Requirement: Read through the data and report every line in which the word "exert" occurs.

Stored records:
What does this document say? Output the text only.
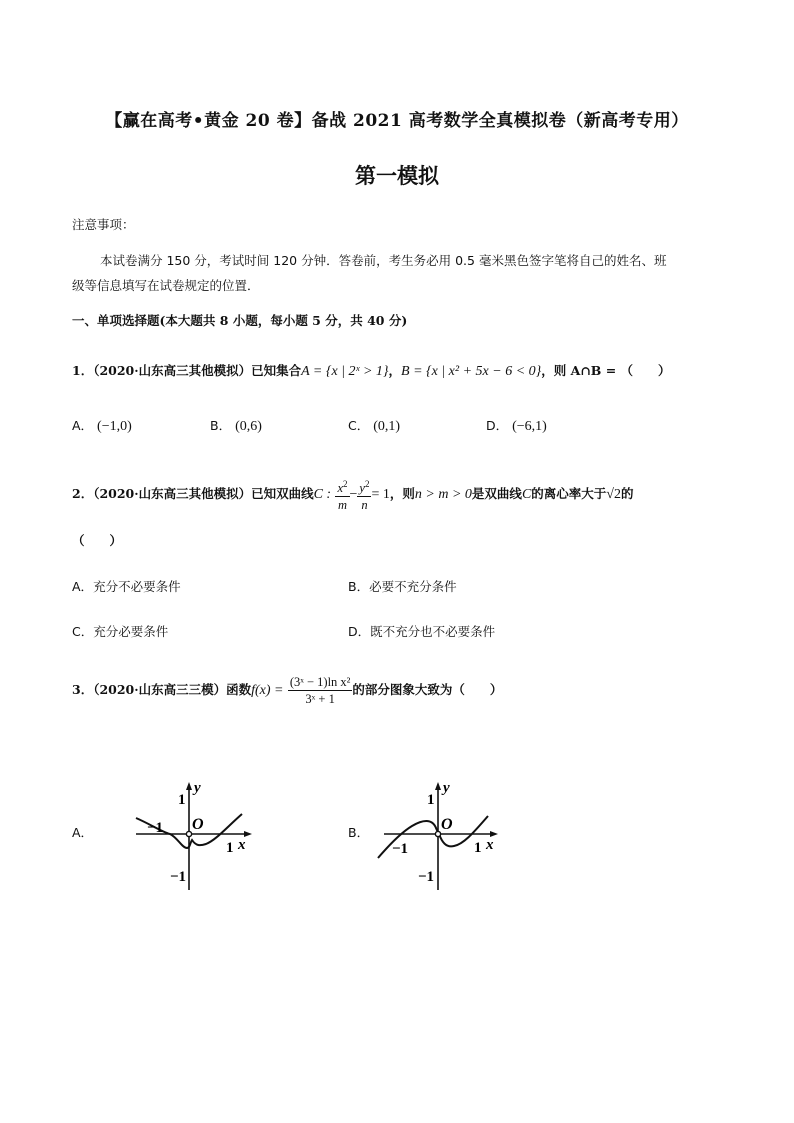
【赢在高考•黄金 20 卷】备战 2021 高考数学全真模拟卷（新高考专用）
第一模拟
注意事项：
本试卷满分 150 分，考试时间 120 分钟．答卷前，考生务必用 0.5 毫米黑色签字笔将自己的姓名、班
级等信息填写在试卷规定的位置．
一、单项选择题(本大题共 8 小题，每小题 5 分，共 40 分)
1．（2020·山东高三其他模拟）已知集合A = {x | 2ˣ > 1}，B = {x | x² + 5x − 6 < 0}，则 A∩B = （　　）
A． (−1,0)	B． (0,6)	C． (0,1)	D． (−6,1)
2．（2020·山东高三其他模拟）已知双曲线C : $\frac{x^2}{m} - \frac{y^2}{n} = 1$，则n > m > 0是双曲线C的离心率大于√2的
（　　）
A．充分不必要条件	B．必要不充分条件
C．充分必要条件	D．既不充分也不必要条件
3．（2020·山东高三三模）函数$f(x) = \frac{\text{(3ˣ − 1)ln x²}}{\text{3ˣ + 1}}$ 的部分图象大致为（　　）
A．
1
y
O
−1
1 x
−1
B．
1
y
O
−1	1 x
−1
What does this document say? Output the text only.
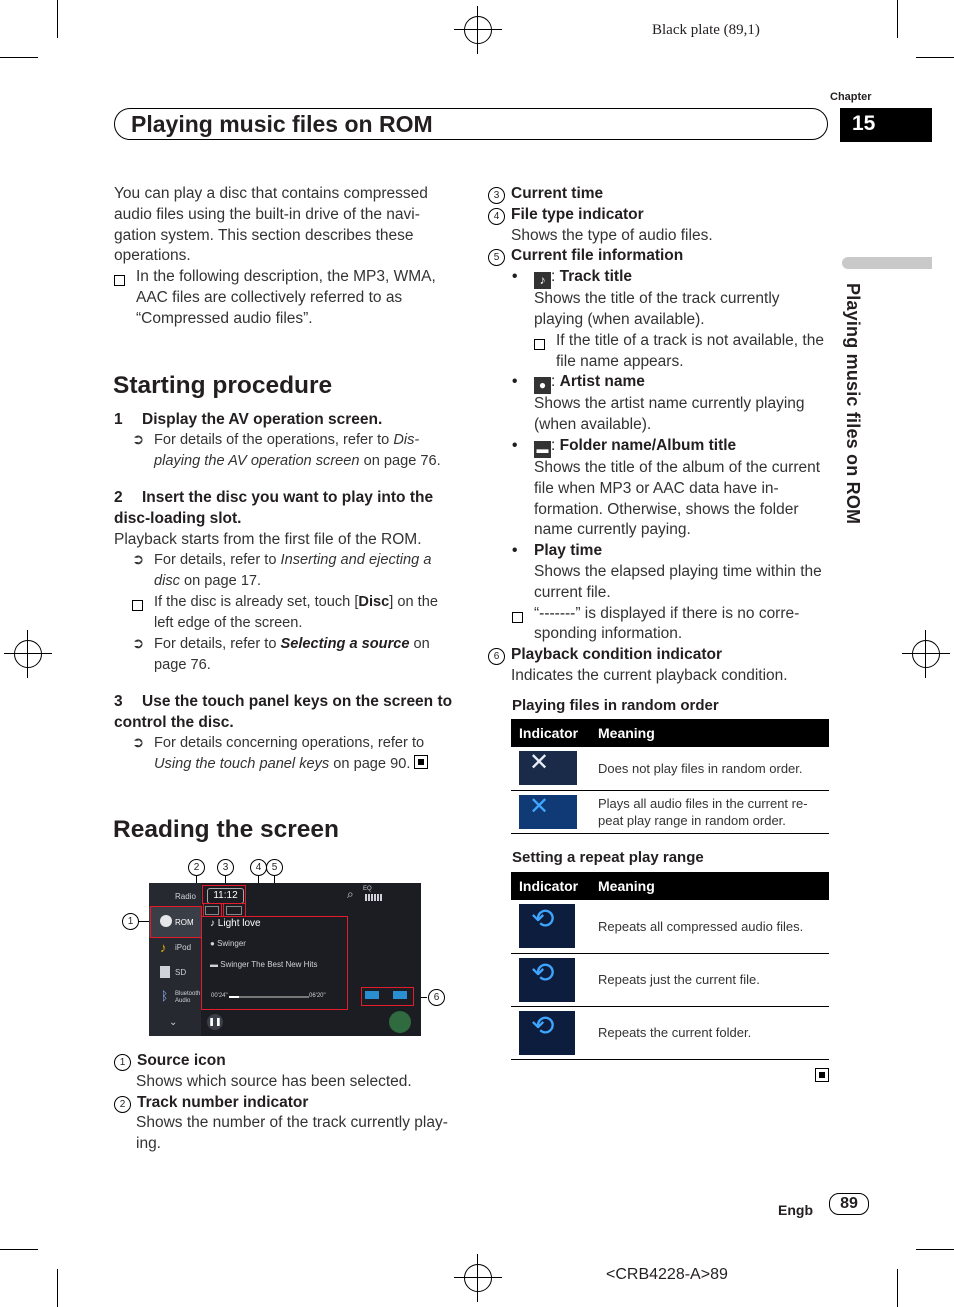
Black plate (89,1)
Playing music files on ROM
Chapter
15
Playing music files on ROM

You can play a disc that contains compressed audio files using the built-in drive of the navigation system. This section describes these operations.

In the following description, the MP3, WMA, AAC files are collectively referred to as “Compressed audio files”.
Starting procedure
1 Display the AV operation screen.
➲ For details of the operations, refer to Displaying the AV operation screen on page 76.
2 Insert the disc you want to play into the disc-loading slot.

Playback starts from the first file of the ROM.

➲ For details, refer to Inserting and ejecting a disc on page 17.
If the disc is already set, touch [Disc] on the left edge of the screen.
➲ For details, refer to Selecting a source on page 76.
3 Use the touch panel keys on the screen to control the disc.
➲ For details concerning operations, refer to Using the touch panel keys on page 90.
Reading the screen
2	3	4	5
1
6
Radio
ROM
iPod
SD
Bluetooth
Audio
♪
ᛒ
⌄
11:12	⌕ EQ
♪ Light love
● Swinger
▬ Swinger The Best New Hits
00'24"	06'20"
❚❚
1 Source icon
Shows which source has been selected.
2 Track number indicator
Shows the number of the track currently playing.
3 Current time
4 File type indicator
Shows the type of audio files.
5 Current file information
• ♪ : Track title
Shows the title of the track currently playing (when available).
If the title of a track is not available, the file name appears.
• ● : Artist name
Shows the artist name currently playing (when available).
• ▬ : Folder name/Album title
Shows the title of the album of the current file when MP3 or AAC data have information. Otherwise, shows the folder name currently paying.
• Play time
Shows the elapsed playing time within the current file.
“-------” is displayed if there is no corresponding information.
6 Playback condition indicator
Indicates the current playback condition.
Playing files in random order
Indicator	Meaning

✕	Does not play files in random order.

✕	Plays all audio files in the current repeat play range in random order.
Setting a repeat play range
Indicator	Meaning

⟲	Repeats all compressed audio files.

⟲	Repeats just the current file.

⟲	Repeats the current folder.
Engb	89
<CRB4228-A>89
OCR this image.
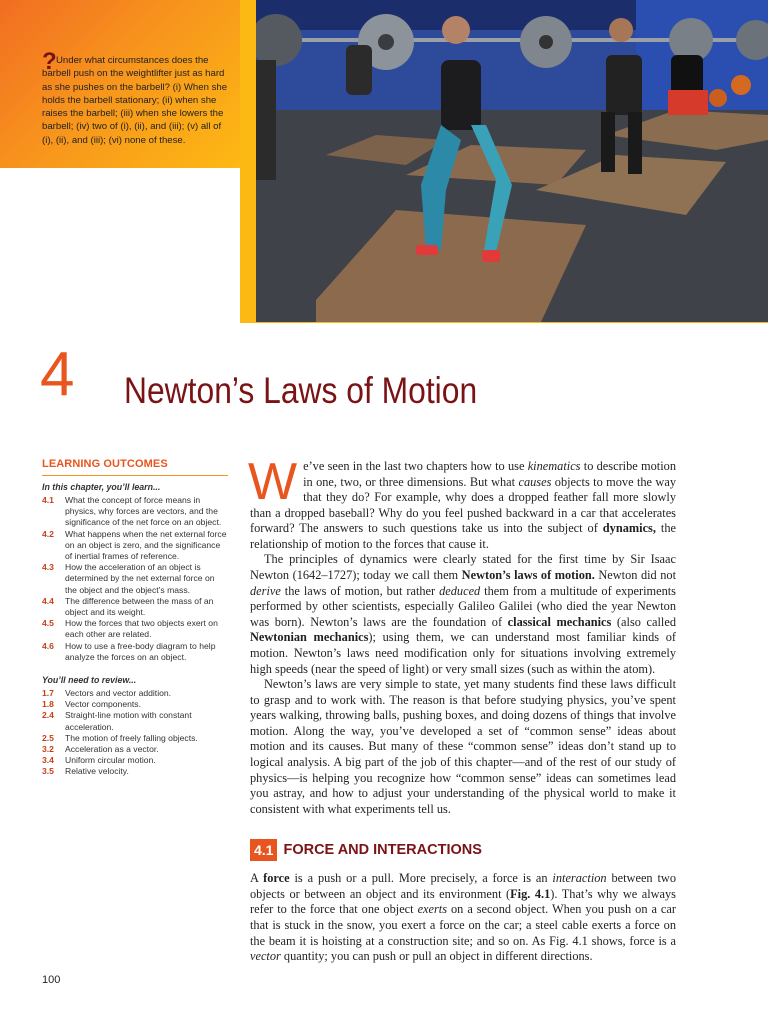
? Under what circumstances does the barbell push on the weightlifter just as hard as she pushes on the barbell? (i) When she holds the barbell stationary; (ii) when she raises the barbell; (iii) when she lowers the barbell; (iv) two of (i), (ii), and (iii); (v) all of (i), (ii), and (iii); (vi) none of these.
4 Newton’s Laws of Motion
LEARNING OUTCOMES
In this chapter, you’ll learn...
4.1	What the concept of force means in physics, why forces are vectors, and the significance of the net force on an object.
4.2	What happens when the net external force on an object is zero, and the significance of inertial frames of reference.
4.3	How the acceleration of an object is determined by the net external force on the object and the object’s mass.
4.4	The difference between the mass of an object and its weight.
4.5	How the forces that two objects exert on each other are related.
4.6	How to use a free-body diagram to help analyze the forces on an object.
You’ll need to review...
1.7	Vectors and vector addition.
1.8	Vector components.
2.4	Straight-line motion with constant acceleration.
2.5	The motion of freely falling objects.
3.2	Acceleration as a vector.
3.4	Uniform circular motion.
3.5	Relative velocity.

We’ve seen in the last two chapters how to use kinematics to describe motion in one, two, or three dimensions. But what causes objects to move the way that they do? For example, why does a dropped feather fall more slowly than a dropped baseball? Why do you feel pushed backward in a car that accelerates forward? The answers to such questions take us into the subject of dynamics, the relationship of motion to the forces that cause it.

The principles of dynamics were clearly stated for the first time by Sir Isaac Newton (1642–1727); today we call them Newton’s laws of motion. Newton did not derive the laws of motion, but rather deduced them from a multitude of experiments performed by other scientists, especially Galileo Galilei (who died the year Newton was born). Newton’s laws are the foundation of classical mechanics (also called Newtonian mechanics); using them, we can understand most familiar kinds of motion. Newton’s laws need modification only for situations involving extremely high speeds (near the speed of light) or very small sizes (such as within the atom).

Newton’s laws are very simple to state, yet many students find these laws difficult to grasp and to work with. The reason is that before studying physics, you’ve spent years walking, throwing balls, pushing boxes, and doing dozens of things that involve motion. Along the way, you’ve developed a set of “common sense” ideas about motion and its causes. But many of these “common sense” ideas don’t stand up to logical analysis. A big part of the job of this chapter—and of the rest of our study of physics—is helping you recognize how “common sense” ideas can sometimes lead you astray, and how to adjust your understanding of the physical world to make it consistent with what experiments tell us.

4.1 FORCE AND INTERACTIONS

A force is a push or a pull. More precisely, a force is an interaction between two objects or between an object and its environment (Fig. 4.1). That’s why we always refer to the force that one object exerts on a second object. When you push on a car that is stuck in the snow, you exert a force on the car; a steel cable exerts a force on the beam it is hoisting at a construction site; and so on. As Fig. 4.1 shows, force is a vector quantity; you can push or pull an object in different directions.

100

Complete response:
4.5	How the forces that two objects exert on each other are related.
A force is a push or a pull. More precisely, a force is an interaction between two objects or between an object and its environment (Fig. 4.1). That’s why we always refer to the force that one object exerts on a second object. When you push on a car that is stuck in the snow, you exert a force on the car; a steel cable exerts a force on the beam it is hoisting at a construction site; and so on. As Fig. 4.1 shows, force is a vector quantity; you can push or pull an object in different directions.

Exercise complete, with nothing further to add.